* **Zadanie 1**
Którym szlakiem według fragmentu poniżej idzie się z przełęczy na Mogielicę?

Pakujemy się, robimy papu, herbatę w termosy i ruszamy autem na Przełęcz E.
Rydza-Śmigłego. Jazda samochodem z Mszany w to miejsce to także przyjemne
przeżycie gwarantujące wspaniałe widoki na Śnieżnicę, Ćwilin, Łopień i
Mogielicę, podziwianie małych miejscowości, w których czas się prawie zatrzymał
(Jurków czy Chyszówki) a miejscowi niespiesznie wykonują swe codzienne
obowiązki.
|
Przełęcz E. Rydza-Śmigłego - tu zaczynają się szlaki na Łopień i Mogielicę. |
Na przełęczy znajduje się parking dla
samochodów oraz pomnik-obelisk oraz krzyż z 1938 roku, które są pamiątką po walkach
Legionów Polskich w 1914 roku dowodzonych przez E. Rydza-Śmigłego. Pomnik zwany
jest też ,,Pomnikiem Spotkania Pokoleń’’. Co roku 11 listopada w święto
Niepodległości jest tutaj odprawiana msza święta. Stąd rozchodzą się szlaki na
Łopień i Mogielicę. My wybieramy się na tę drugą górę zielonym szlakiem.

* **Rekordy danych**
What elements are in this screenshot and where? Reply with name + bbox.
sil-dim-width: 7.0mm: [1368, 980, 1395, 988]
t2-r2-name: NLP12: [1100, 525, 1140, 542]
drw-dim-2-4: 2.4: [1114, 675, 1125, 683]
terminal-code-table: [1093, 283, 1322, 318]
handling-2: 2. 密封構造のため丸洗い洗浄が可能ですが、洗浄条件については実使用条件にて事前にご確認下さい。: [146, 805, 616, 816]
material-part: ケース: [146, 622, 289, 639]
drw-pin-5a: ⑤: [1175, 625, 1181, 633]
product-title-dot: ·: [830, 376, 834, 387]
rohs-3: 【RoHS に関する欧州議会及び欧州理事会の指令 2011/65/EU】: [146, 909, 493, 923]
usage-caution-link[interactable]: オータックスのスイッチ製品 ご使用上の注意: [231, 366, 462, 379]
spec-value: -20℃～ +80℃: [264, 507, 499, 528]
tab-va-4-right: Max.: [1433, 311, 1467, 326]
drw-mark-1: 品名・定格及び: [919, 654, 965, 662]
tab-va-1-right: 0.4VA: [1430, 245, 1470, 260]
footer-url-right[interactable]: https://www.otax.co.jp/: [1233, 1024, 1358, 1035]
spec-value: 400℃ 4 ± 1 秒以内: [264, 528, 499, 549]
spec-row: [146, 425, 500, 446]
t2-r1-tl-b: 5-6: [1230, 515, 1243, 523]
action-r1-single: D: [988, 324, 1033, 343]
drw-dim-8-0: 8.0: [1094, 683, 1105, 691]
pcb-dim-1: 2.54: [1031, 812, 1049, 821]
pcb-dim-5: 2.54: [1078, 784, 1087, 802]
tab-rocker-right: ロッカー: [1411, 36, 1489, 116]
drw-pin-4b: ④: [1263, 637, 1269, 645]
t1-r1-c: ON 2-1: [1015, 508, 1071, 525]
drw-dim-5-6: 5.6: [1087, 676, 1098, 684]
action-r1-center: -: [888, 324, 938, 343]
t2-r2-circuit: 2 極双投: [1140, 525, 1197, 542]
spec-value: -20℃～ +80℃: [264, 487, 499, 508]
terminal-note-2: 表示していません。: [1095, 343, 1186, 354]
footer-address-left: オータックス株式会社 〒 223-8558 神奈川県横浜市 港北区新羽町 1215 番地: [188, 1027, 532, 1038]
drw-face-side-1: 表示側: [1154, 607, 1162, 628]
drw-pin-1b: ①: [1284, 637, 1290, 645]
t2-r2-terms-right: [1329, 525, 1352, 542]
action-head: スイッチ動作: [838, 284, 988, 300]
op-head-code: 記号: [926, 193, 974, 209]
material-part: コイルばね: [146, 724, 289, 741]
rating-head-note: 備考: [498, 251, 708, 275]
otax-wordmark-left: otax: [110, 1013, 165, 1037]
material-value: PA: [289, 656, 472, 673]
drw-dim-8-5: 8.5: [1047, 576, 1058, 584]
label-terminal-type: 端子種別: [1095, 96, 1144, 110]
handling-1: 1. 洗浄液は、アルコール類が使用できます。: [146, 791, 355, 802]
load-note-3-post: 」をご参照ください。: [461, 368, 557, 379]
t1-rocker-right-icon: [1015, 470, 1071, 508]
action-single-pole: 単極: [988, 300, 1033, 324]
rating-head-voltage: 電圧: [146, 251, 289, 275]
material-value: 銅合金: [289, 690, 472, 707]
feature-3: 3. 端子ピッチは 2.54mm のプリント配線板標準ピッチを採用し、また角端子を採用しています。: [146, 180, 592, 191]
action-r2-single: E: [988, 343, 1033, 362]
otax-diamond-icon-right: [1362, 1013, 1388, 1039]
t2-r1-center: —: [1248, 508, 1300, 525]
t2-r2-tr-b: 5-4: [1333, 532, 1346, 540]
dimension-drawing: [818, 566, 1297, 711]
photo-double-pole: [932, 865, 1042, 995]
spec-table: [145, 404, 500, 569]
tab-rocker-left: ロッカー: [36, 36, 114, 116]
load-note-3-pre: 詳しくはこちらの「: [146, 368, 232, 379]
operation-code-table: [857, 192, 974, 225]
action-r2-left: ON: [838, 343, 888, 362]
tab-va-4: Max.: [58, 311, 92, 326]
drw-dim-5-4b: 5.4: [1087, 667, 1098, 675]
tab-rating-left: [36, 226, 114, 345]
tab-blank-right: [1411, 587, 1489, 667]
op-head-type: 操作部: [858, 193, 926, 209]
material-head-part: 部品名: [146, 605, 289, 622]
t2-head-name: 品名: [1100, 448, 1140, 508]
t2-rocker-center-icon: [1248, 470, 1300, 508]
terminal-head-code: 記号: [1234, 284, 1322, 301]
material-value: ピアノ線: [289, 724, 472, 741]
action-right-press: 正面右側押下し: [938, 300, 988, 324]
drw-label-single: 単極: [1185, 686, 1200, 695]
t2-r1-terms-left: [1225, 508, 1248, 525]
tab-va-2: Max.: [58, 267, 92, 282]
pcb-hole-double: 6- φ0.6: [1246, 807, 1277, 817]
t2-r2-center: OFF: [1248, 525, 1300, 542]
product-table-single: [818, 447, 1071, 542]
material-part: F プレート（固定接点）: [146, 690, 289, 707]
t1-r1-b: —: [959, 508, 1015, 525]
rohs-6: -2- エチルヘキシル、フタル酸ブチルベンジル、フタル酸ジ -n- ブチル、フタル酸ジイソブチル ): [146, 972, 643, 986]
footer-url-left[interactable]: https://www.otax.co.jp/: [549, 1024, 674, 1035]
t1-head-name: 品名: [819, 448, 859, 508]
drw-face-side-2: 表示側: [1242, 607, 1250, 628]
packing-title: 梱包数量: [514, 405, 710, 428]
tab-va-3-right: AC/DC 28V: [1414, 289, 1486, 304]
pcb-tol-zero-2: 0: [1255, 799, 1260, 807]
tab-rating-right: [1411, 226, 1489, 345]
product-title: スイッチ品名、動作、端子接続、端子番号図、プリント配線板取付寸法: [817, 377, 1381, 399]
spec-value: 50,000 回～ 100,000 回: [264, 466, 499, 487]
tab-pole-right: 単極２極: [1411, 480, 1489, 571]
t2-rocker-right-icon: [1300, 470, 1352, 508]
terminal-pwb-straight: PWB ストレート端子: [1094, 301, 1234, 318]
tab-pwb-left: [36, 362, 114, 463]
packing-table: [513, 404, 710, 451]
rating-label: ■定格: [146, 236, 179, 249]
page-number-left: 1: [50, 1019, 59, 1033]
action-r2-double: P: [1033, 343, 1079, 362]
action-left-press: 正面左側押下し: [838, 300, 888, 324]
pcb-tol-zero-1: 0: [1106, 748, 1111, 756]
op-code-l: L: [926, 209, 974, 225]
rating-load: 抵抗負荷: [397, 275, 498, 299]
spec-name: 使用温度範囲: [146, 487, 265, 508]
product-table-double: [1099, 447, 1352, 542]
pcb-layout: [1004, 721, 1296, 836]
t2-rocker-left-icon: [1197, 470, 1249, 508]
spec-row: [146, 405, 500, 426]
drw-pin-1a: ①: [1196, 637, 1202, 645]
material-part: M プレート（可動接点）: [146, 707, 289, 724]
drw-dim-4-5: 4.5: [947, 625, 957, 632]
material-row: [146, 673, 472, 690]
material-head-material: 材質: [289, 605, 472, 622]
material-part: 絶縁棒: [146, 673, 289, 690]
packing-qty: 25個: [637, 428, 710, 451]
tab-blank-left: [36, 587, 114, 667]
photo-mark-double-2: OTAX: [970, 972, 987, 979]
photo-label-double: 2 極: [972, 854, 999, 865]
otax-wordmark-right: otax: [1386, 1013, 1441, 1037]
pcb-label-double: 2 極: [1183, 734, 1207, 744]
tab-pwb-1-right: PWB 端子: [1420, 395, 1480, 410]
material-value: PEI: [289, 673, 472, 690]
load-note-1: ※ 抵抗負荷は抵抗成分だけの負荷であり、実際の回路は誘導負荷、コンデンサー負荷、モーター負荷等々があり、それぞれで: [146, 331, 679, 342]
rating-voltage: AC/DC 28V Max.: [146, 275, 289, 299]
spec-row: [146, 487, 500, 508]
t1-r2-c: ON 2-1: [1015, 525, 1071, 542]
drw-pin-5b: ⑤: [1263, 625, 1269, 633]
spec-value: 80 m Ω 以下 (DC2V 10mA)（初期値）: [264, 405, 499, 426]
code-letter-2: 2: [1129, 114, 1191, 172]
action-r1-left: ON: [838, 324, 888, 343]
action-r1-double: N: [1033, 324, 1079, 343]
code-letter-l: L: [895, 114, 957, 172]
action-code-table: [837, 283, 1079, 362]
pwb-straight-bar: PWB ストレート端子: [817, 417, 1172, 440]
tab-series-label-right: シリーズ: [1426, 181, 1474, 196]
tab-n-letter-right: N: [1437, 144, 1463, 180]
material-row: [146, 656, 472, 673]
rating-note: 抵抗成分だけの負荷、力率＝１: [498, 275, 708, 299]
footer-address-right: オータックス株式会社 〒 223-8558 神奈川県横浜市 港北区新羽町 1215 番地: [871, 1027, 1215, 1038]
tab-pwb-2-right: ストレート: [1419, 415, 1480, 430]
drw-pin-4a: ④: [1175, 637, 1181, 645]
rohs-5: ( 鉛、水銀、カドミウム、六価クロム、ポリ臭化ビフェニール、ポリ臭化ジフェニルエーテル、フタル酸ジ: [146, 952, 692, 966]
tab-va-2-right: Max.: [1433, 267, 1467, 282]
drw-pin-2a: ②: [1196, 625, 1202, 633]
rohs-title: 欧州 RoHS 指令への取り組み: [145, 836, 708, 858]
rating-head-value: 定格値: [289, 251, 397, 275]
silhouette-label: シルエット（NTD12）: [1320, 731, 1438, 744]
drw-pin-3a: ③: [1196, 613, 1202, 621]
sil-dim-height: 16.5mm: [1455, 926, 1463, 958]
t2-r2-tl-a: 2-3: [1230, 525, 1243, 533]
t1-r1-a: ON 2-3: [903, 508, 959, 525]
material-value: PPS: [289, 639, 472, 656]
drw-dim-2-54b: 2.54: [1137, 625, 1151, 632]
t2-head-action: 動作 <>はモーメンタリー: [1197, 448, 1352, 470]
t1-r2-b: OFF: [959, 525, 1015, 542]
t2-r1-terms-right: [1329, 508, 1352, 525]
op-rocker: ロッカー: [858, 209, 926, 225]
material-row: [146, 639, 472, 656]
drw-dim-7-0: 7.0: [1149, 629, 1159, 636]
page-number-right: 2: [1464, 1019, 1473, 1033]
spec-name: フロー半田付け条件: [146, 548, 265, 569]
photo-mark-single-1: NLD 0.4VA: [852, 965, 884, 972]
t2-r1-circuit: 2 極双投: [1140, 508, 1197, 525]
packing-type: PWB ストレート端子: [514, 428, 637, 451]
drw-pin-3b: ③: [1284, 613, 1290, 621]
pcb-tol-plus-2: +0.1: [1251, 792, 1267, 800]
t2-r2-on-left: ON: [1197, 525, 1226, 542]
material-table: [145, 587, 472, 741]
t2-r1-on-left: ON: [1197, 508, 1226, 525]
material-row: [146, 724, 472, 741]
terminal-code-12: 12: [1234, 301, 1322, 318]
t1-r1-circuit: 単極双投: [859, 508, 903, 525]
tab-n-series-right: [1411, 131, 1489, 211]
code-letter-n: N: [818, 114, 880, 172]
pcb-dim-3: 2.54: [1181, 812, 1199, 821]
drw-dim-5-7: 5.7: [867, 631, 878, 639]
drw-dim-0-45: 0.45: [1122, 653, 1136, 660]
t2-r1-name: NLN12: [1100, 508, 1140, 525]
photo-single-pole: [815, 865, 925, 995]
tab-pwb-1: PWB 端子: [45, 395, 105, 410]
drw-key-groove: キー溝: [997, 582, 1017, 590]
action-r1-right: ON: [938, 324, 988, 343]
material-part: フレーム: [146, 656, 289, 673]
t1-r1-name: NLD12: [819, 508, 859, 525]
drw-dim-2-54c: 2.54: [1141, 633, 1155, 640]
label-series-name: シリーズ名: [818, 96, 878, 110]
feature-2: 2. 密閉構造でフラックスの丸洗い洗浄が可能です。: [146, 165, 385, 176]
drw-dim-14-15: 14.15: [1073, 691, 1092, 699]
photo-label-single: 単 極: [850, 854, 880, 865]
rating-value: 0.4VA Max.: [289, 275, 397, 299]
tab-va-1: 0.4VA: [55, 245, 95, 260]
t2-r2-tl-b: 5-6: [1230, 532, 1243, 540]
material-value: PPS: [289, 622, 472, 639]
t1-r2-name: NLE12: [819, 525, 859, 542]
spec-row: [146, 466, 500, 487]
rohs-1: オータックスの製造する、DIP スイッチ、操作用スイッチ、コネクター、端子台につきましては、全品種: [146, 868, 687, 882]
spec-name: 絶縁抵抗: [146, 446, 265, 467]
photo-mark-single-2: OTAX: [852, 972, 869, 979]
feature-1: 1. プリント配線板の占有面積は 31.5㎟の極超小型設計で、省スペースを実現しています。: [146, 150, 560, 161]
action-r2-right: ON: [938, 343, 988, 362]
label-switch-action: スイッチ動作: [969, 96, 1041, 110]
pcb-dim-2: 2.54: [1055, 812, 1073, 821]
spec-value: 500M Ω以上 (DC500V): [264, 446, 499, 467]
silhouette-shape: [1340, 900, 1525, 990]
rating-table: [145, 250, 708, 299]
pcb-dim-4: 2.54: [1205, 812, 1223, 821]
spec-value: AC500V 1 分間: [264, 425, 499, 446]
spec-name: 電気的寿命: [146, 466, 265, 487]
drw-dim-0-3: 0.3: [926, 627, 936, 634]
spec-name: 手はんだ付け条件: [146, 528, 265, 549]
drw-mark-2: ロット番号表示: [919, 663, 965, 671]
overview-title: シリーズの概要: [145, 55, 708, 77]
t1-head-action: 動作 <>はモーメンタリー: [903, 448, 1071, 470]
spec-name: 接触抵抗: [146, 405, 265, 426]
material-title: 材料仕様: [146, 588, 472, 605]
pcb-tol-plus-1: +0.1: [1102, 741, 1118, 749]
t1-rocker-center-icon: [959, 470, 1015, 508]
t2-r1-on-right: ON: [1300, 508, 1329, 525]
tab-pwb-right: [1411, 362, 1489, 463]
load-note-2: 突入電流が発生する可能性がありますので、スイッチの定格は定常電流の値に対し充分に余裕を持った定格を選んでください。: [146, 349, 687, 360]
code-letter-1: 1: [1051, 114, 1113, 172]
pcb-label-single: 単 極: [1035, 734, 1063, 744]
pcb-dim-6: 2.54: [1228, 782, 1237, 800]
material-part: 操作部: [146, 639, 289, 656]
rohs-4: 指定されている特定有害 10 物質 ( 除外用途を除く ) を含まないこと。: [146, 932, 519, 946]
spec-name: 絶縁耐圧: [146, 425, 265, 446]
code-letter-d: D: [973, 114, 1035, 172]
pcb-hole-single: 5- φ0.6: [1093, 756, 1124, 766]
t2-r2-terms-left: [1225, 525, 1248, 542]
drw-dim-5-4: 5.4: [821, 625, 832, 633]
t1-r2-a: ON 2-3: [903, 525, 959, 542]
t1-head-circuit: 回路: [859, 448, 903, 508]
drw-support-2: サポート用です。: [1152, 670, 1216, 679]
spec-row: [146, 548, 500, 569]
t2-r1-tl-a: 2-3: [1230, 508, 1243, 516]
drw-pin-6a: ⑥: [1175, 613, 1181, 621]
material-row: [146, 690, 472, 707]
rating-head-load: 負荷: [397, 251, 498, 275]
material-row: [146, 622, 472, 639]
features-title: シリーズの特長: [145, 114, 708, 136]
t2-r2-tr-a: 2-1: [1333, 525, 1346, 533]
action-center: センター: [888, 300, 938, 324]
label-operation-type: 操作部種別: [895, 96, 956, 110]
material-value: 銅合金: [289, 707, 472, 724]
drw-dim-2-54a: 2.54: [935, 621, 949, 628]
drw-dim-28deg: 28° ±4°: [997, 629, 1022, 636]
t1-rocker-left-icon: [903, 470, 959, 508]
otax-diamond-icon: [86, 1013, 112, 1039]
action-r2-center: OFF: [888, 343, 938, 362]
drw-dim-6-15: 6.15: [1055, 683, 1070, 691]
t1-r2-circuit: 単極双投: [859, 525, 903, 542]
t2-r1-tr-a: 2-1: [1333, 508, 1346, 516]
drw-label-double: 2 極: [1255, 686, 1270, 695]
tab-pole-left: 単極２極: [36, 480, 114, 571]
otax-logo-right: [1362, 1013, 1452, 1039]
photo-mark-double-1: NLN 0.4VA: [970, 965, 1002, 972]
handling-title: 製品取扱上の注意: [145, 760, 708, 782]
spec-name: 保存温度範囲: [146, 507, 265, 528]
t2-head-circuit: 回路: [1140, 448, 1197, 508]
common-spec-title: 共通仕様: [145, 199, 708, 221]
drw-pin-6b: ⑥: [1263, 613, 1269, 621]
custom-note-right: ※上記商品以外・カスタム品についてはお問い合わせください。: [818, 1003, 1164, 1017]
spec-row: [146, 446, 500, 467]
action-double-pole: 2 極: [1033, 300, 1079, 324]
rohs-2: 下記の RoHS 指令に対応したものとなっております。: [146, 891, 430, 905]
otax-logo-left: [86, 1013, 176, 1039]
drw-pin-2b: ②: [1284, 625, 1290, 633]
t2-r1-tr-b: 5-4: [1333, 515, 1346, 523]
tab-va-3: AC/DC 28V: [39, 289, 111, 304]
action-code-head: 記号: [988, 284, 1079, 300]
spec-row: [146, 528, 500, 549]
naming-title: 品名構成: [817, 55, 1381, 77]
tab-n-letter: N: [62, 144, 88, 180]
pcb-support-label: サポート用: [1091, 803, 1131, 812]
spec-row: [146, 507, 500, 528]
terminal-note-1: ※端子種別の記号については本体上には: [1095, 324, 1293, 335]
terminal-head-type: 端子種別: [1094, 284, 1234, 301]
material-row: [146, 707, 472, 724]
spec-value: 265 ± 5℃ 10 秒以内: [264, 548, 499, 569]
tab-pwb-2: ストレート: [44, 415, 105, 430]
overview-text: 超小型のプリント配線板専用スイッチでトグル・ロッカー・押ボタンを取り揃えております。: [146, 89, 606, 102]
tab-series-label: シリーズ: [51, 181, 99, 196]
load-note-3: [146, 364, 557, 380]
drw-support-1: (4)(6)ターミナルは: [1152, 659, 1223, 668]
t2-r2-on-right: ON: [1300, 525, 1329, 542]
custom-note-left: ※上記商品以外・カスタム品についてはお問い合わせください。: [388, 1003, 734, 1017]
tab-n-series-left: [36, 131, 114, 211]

* **Zadanie 2**
Przepisz dokładnie rekordy od ich pierwszego wiersza aż do wiersza z „label-terminal-type: 端子種別: [1095, 96, 1144, 110]”, łącznie z tym wierszem.

* **Poprawna odpowiedź 1**
Zielonym szlakiem.

* **Poprawna odpowiedź 2**
What elements are in this screenshot and where? Reply with name + bbox.
sil-dim-width: 7.0mm: [1368, 980, 1395, 988]
t2-r2-name: NLP12: [1100, 525, 1140, 542]
drw-dim-2-4: 2.4: [1114, 675, 1125, 683]
terminal-code-table: [1093, 283, 1322, 318]
handling-2: 2. 密封構造のため丸洗い洗浄が可能ですが、洗浄条件については実使用条件にて事前にご確認下さい。: [146, 805, 616, 816]
material-part: ケース: [146, 622, 289, 639]
drw-pin-5a: ⑤: [1175, 625, 1181, 633]
product-title-dot: ·: [830, 376, 834, 387]
rohs-3: 【RoHS に関する欧州議会及び欧州理事会の指令 2011/65/EU】: [146, 909, 493, 923]
usage-caution-link[interactable]: オータックスのスイッチ製品 ご使用上の注意: [231, 366, 462, 379]
spec-value: -20℃～ +80℃: [264, 507, 499, 528]
tab-va-4-right: Max.: [1433, 311, 1467, 326]
drw-mark-1: 品名・定格及び: [919, 654, 965, 662]
tab-va-1-right: 0.4VA: [1430, 245, 1470, 260]
footer-url-right[interactable]: https://www.otax.co.jp/: [1233, 1024, 1358, 1035]
spec-value: 400℃ 4 ± 1 秒以内: [264, 528, 499, 549]
spec-row: [146, 425, 500, 446]
t2-r1-tl-b: 5-6: [1230, 515, 1243, 523]
action-r1-single: D: [988, 324, 1033, 343]
drw-dim-8-0: 8.0: [1094, 683, 1105, 691]
pcb-dim-1: 2.54: [1031, 812, 1049, 821]
pcb-dim-5: 2.54: [1078, 784, 1087, 802]
tab-rocker-right: ロッカー: [1411, 36, 1489, 116]
drw-pin-4b: ④: [1263, 637, 1269, 645]
t1-r1-c: ON 2-1: [1015, 508, 1071, 525]
drw-dim-5-6: 5.6: [1087, 676, 1098, 684]
action-r1-center: -: [888, 324, 938, 343]
t2-r2-circuit: 2 極双投: [1140, 525, 1197, 542]
spec-value: -20℃～ +80℃: [264, 487, 499, 508]
terminal-note-2: 表示していません。: [1095, 343, 1186, 354]
footer-address-left: オータックス株式会社 〒 223-8558 神奈川県横浜市 港北区新羽町 1215 番地: [188, 1027, 532, 1038]
drw-face-side-1: 表示側: [1154, 607, 1162, 628]
drw-pin-1b: ①: [1284, 637, 1290, 645]
t2-r2-terms-right: [1329, 525, 1352, 542]
action-head: スイッチ動作: [838, 284, 988, 300]
op-head-code: 記号: [926, 193, 974, 209]
material-part: コイルばね: [146, 724, 289, 741]
rating-head-note: 備考: [498, 251, 708, 275]
otax-wordmark-left: otax: [110, 1013, 165, 1037]
material-value: PA: [289, 656, 472, 673]
drw-dim-8-5: 8.5: [1047, 576, 1058, 584]
label-terminal-type: 端子種別: [1095, 96, 1144, 110]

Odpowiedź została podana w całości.